((

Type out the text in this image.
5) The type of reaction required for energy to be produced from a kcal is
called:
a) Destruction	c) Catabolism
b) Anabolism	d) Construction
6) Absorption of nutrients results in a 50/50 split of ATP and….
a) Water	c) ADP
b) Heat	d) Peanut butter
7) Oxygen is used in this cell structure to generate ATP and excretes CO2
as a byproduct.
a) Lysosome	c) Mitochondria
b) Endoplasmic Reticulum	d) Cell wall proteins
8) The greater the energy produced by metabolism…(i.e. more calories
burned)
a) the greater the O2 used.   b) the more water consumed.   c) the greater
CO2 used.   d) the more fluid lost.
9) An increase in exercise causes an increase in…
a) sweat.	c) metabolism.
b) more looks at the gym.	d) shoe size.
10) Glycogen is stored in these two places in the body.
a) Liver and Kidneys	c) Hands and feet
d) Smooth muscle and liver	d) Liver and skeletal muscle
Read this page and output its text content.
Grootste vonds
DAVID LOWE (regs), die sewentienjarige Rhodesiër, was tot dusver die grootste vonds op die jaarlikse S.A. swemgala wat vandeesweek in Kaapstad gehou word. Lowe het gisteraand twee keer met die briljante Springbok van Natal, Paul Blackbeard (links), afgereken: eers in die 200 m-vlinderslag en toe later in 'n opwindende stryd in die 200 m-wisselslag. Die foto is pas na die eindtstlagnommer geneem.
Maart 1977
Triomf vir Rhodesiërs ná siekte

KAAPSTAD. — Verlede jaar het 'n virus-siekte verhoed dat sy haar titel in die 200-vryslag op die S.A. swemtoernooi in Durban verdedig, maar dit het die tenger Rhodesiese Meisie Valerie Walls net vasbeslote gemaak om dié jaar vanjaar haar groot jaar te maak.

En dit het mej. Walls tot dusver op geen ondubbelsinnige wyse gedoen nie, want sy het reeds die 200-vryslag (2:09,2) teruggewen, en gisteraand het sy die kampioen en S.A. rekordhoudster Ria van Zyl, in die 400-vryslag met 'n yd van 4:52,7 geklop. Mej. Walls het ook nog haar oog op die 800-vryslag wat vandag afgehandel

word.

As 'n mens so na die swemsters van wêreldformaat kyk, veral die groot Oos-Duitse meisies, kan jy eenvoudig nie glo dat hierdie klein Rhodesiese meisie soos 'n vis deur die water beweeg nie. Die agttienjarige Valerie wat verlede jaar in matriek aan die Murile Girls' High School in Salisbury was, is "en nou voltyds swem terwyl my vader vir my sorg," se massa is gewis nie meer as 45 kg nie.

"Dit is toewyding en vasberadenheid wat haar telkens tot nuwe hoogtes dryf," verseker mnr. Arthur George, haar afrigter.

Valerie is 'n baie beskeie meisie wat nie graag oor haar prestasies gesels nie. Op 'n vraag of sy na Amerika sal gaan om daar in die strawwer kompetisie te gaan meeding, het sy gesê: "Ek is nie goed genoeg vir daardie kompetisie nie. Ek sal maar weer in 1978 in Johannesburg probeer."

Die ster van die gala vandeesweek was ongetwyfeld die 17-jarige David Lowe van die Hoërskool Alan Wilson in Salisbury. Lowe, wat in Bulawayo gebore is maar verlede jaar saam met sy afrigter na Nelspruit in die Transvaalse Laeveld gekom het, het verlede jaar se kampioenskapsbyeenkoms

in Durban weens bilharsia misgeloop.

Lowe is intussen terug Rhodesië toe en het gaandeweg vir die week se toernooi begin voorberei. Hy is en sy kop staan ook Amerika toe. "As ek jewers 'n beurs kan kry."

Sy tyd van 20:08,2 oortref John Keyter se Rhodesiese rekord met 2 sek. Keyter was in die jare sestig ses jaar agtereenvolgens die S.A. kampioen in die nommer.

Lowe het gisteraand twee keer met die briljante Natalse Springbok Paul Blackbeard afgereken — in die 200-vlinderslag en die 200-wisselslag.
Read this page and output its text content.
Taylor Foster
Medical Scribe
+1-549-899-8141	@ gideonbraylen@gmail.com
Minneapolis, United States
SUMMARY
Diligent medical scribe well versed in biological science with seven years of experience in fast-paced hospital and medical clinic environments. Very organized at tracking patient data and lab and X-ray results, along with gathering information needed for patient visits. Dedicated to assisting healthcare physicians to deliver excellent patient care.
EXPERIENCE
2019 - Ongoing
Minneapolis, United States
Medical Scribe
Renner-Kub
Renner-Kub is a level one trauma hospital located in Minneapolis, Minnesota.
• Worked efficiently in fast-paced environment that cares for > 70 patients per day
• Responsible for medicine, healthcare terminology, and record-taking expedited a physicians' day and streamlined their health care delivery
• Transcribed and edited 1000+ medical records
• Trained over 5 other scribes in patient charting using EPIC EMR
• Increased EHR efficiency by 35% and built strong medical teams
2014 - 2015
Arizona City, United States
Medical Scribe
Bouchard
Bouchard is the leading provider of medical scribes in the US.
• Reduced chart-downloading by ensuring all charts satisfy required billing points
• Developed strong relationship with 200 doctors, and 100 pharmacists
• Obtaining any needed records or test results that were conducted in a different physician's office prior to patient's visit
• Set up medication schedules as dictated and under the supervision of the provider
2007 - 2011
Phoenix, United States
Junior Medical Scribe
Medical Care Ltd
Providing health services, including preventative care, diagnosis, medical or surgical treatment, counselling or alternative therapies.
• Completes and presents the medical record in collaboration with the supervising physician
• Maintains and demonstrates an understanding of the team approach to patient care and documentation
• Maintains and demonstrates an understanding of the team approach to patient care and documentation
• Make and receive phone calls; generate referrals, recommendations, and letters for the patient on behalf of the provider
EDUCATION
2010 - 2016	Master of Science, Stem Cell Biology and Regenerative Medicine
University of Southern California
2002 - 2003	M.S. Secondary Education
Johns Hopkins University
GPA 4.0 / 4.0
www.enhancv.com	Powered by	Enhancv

))

Assigned task. Please return all of the records exactly as they appear.

Result for this task.
Type out the text in this image.
5) The type of reaction required for energy to be produced from a kcal is
called:
a) Destruction	c) Catabolism
b) Anabolism	d) Construction
6) Absorption of nutrients results in a 50/50 split of ATP and….
a) Water	c) ADP
b) Heat	d) Peanut butter
7) Oxygen is used in this cell structure to generate ATP and excretes CO2
as a byproduct.
a) Lysosome	c) Mitochondria
b) Endoplasmic Reticulum	d) Cell wall proteins
8) The greater the energy produced by metabolism…(i.e. more calories
burned)
a) the greater the O2 used.   b) the more water consumed.   c) the greater
CO2 used.   d) the more fluid lost.
9) An increase in exercise causes an increase in…
a) sweat.	c) metabolism.
b) more looks at the gym.	d) shoe size.
10) Glycogen is stored in these two places in the body.
a) Liver and Kidneys	c) Hands and feet
d) Smooth muscle and liver	d) Liver and skeletal muscle
Read this page and output its text content.
Grootste vonds
DAVID LOWE (regs), die sewentienjarige Rhodesiër, was tot dusver die grootste vonds op die jaarlikse S.A. swemgala wat vandeesweek in Kaapstad gehou word. Lowe het gisteraand twee keer met die briljante Springbok van Natal, Paul Blackbeard (links), afgereken: eers in die 200 m-vlinderslag en toe later in 'n opwindende stryd in die 200 m-wisselslag. Die foto is pas na die eindtstlagnommer geneem.
Maart 1977
Triomf vir Rhodesiërs ná siekte

KAAPSTAD. — Verlede jaar het 'n virus-siekte verhoed dat sy haar titel in die 200-vryslag op die S.A. swemtoernooi in Durban verdedig, maar dit het die tenger Rhodesiese Meisie Valerie Walls net vasbeslote gemaak om dié jaar vanjaar haar groot jaar te maak.

En dit het mej. Walls tot dusver op geen ondubbelsinnige wyse gedoen nie, want sy het reeds die 200-vryslag (2:09,2) teruggewen, en gisteraand het sy die kampioen en S.A. rekordhoudster Ria van Zyl, in die 400-vryslag met 'n yd van 4:52,7 geklop. Mej. Walls het ook nog haar oog op die 800-vryslag wat vandag afgehandel

word.

As 'n mens so na die swemsters van wêreldformaat kyk, veral die groot Oos-Duitse meisies, kan jy eenvoudig nie glo dat hierdie klein Rhodesiese meisie soos 'n vis deur die water beweeg nie. Die agttienjarige Valerie wat verlede jaar in matriek aan die Murile Girls' High School in Salisbury was, is "en nou voltyds swem terwyl my vader vir my sorg," se massa is gewis nie meer as 45 kg nie.

"Dit is toewyding en vasberadenheid wat haar telkens tot nuwe hoogtes dryf," verseker mnr. Arthur George, haar afrigter.

Valerie is 'n baie beskeie meisie wat nie graag oor haar prestasies gesels nie. Op 'n vraag of sy na Amerika sal gaan om daar in die strawwer kompetisie te gaan meeding, het sy gesê: "Ek is nie goed genoeg vir daardie kompetisie nie. Ek sal maar weer in 1978 in Johannesburg probeer."

Die ster van die gala vandeesweek was ongetwyfeld die 17-jarige David Lowe van die Hoërskool Alan Wilson in Salisbury. Lowe, wat in Bulawayo gebore is maar verlede jaar saam met sy afrigter na Nelspruit in die Transvaalse Laeveld gekom het, het verlede jaar se kampioenskapsbyeenkoms

in Durban weens bilharsia misgeloop.

Lowe is intussen terug Rhodesië toe en het gaandeweg vir die week se toernooi begin voorberei. Hy is en sy kop staan ook Amerika toe. "As ek jewers 'n beurs kan kry."

Sy tyd van 20:08,2 oortref John Keyter se Rhodesiese rekord met 2 sek. Keyter was in die jare sestig ses jaar agtereenvolgens die S.A. kampioen in die nommer.

Lowe het gisteraand twee keer met die briljante Natalse Springbok Paul Blackbeard afgereken — in die 200-vlinderslag en die 200-wisselslag.
Read this page and output its text content.
Taylor Foster
Medical Scribe
+1-549-899-8141	@ gideonbraylen@gmail.com
Minneapolis, United States
SUMMARY
Diligent medical scribe well versed in biological science with seven years of experience in fast-paced hospital and medical clinic environments. Very organized at tracking patient data and lab and X-ray results, along with gathering information needed for patient visits. Dedicated to assisting healthcare physicians to deliver excellent patient care.
EXPERIENCE
2019 - Ongoing
Minneapolis, United States
Medical Scribe
Renner-Kub
Renner-Kub is a level one trauma hospital located in Minneapolis, Minnesota.
• Worked efficiently in fast-paced environment that cares for > 70 patients per day
• Responsible for medicine, healthcare terminology, and record-taking expedited a physicians' day and streamlined their health care delivery
• Transcribed and edited 1000+ medical records
• Trained over 5 other scribes in patient charting using EPIC EMR
• Increased EHR efficiency by 35% and built strong medical teams
2014 - 2015
Arizona City, United States
Medical Scribe
Bouchard
Bouchard is the leading provider of medical scribes in the US.
• Reduced chart-downloading by ensuring all charts satisfy required billing points
• Developed strong relationship with 200 doctors, and 100 pharmacists
• Obtaining any needed records or test results that were conducted in a different physician's office prior to patient's visit
• Set up medication schedules as dictated and under the supervision of the provider
2007 - 2011
Phoenix, United States
Junior Medical Scribe
Medical Care Ltd
Providing health services, including preventative care, diagnosis, medical or surgical treatment, counselling or alternative therapies.
• Completes and presents the medical record in collaboration with the supervising physician
• Maintains and demonstrates an understanding of the team approach to patient care and documentation
• Maintains and demonstrates an understanding of the team approach to patient care and documentation
• Make and receive phone calls; generate referrals, recommendations, and letters for the patient on behalf of the provider
EDUCATION
2010 - 2016	Master of Science, Stem Cell Biology and Regenerative Medicine
University of Southern California
2002 - 2003	M.S. Secondary Education
Johns Hopkins University
GPA 4.0 / 4.0
www.enhancv.com	Powered by	Enhancv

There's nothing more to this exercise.